#### What to work on
Using the entries below, show all lines with the string "eigenes".

Data under study: Begin

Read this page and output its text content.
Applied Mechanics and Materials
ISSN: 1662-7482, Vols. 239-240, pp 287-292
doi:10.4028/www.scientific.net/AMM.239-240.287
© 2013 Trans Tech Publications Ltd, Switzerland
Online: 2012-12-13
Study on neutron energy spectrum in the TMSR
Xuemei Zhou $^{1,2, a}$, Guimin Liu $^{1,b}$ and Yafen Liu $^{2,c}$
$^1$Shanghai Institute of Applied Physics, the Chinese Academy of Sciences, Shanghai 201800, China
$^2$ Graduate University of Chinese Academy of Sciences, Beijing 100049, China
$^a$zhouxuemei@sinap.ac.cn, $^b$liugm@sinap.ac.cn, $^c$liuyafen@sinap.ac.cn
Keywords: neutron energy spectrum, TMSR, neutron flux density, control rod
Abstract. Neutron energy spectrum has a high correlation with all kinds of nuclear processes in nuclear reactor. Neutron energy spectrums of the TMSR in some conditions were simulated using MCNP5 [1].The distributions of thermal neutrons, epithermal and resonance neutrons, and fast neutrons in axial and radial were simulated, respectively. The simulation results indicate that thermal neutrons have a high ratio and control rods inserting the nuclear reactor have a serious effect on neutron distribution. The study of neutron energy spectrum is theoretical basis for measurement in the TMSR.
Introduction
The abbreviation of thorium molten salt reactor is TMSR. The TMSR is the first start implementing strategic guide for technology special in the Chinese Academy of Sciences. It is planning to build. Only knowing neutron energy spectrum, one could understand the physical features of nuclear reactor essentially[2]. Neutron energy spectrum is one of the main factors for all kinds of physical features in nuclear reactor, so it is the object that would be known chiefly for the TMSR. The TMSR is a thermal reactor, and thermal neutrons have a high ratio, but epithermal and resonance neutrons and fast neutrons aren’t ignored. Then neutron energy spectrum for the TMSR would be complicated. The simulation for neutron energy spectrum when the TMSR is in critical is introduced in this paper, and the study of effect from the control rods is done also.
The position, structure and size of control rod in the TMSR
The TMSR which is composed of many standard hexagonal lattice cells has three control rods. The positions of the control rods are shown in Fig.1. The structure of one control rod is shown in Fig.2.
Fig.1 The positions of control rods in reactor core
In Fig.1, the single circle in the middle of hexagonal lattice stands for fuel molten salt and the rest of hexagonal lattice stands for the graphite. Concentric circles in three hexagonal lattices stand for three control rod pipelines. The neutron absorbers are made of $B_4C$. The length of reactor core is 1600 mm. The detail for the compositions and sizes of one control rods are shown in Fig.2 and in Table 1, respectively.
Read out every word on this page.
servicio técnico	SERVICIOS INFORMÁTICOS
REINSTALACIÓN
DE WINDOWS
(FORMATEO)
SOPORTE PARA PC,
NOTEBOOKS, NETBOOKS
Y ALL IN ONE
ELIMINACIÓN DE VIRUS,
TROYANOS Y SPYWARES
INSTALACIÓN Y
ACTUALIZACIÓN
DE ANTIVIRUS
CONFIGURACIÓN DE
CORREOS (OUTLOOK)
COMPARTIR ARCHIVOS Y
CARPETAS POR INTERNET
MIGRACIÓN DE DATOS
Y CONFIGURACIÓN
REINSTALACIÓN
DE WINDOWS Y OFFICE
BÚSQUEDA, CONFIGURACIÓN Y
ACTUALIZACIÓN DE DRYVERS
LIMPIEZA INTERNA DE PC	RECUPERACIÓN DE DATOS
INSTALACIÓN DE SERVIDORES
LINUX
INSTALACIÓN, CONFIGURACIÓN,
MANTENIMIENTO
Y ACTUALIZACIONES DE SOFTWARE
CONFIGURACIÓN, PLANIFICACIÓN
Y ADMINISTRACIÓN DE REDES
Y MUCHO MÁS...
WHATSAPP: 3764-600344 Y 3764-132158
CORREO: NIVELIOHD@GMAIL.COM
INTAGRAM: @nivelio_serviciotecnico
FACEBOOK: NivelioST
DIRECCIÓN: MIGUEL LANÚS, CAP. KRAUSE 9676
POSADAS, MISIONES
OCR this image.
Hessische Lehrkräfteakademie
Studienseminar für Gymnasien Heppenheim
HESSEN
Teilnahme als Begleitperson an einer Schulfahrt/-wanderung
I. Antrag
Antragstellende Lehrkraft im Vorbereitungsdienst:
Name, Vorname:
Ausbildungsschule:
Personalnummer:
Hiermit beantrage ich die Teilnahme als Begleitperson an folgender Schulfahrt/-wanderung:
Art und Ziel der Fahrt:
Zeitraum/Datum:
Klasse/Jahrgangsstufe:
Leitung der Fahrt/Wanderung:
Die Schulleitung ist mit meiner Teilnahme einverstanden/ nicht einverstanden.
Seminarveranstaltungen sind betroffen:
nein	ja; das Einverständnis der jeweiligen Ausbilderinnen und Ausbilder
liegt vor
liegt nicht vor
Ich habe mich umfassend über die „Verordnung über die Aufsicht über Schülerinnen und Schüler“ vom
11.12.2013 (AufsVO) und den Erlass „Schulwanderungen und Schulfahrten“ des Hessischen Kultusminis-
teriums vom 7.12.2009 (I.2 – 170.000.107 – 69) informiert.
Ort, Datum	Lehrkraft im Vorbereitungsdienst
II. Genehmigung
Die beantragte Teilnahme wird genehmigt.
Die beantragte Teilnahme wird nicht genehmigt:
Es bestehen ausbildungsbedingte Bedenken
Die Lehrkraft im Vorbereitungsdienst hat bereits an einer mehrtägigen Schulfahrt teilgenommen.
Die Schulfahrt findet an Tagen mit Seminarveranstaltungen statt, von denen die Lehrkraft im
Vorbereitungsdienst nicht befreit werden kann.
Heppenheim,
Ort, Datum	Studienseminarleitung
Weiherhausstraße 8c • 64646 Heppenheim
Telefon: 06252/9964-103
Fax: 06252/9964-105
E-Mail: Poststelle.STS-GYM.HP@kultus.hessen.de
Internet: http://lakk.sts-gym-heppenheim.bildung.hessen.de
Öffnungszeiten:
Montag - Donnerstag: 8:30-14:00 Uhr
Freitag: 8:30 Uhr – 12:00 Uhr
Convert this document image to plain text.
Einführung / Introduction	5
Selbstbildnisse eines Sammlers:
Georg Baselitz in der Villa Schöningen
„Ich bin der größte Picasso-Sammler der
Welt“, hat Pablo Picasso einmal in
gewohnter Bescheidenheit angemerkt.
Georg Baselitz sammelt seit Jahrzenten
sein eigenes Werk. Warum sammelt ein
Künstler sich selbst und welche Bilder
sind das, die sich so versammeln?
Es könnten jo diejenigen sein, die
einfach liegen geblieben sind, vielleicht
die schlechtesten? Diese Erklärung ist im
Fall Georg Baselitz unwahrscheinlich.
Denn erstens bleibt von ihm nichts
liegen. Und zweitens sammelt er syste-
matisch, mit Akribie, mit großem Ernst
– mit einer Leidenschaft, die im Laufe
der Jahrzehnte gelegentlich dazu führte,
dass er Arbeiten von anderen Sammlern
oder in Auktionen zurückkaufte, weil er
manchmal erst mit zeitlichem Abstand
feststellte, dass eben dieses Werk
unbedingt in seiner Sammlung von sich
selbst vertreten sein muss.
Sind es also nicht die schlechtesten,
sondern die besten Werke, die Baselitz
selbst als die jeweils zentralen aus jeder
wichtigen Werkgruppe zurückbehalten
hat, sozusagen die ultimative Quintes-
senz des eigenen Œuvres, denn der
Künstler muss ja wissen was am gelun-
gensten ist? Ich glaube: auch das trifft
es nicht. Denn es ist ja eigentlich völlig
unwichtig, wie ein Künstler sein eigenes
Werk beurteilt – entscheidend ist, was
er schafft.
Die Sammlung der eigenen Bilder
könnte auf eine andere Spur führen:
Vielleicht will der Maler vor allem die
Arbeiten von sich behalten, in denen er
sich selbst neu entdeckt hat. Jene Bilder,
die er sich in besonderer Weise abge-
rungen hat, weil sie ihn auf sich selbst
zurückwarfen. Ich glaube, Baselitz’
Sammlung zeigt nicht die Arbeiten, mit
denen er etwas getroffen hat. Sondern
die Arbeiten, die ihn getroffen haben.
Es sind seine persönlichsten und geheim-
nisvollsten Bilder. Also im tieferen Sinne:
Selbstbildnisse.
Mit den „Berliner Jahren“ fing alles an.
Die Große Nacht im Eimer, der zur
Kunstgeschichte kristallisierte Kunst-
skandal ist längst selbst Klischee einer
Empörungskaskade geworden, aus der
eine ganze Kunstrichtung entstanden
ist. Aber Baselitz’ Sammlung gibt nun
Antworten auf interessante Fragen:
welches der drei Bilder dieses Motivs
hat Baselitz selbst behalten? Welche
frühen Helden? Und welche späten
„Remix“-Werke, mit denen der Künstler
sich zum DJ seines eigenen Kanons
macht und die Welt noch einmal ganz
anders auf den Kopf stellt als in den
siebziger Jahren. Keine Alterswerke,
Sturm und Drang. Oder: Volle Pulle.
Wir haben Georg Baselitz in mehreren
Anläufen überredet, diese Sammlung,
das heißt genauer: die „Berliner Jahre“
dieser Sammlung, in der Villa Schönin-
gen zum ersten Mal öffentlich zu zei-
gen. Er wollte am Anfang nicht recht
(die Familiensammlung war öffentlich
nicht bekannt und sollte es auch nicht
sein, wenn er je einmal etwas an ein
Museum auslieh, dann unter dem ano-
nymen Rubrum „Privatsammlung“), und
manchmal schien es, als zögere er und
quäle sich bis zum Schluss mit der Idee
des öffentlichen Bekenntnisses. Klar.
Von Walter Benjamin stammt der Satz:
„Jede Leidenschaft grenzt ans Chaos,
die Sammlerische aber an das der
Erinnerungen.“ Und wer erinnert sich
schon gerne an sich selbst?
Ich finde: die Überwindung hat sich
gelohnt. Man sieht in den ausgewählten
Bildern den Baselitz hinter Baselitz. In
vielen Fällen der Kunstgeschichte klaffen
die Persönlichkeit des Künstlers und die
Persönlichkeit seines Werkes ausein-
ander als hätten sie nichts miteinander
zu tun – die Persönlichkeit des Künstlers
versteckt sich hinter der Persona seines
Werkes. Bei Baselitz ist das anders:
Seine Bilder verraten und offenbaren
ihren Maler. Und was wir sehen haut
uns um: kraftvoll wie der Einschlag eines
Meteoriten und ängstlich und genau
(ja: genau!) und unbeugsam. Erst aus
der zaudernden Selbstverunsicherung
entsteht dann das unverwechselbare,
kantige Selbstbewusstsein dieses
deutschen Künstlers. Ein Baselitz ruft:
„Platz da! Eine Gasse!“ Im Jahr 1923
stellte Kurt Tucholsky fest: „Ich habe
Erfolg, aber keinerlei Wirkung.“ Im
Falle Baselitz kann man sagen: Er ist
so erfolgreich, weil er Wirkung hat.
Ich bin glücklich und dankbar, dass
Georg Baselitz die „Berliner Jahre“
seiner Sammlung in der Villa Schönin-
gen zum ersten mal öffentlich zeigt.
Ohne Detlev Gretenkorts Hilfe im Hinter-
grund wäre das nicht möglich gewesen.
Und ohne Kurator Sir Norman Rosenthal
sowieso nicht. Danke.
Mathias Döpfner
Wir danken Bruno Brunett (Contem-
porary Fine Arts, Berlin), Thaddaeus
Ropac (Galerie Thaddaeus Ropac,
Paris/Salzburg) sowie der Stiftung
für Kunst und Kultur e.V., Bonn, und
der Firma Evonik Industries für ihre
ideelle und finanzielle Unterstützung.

Data under study: End

#### Response to the exercise
sein eigenes Werk. Warum sammelt ein
unwichtig, wie ein Künstler sein eigenes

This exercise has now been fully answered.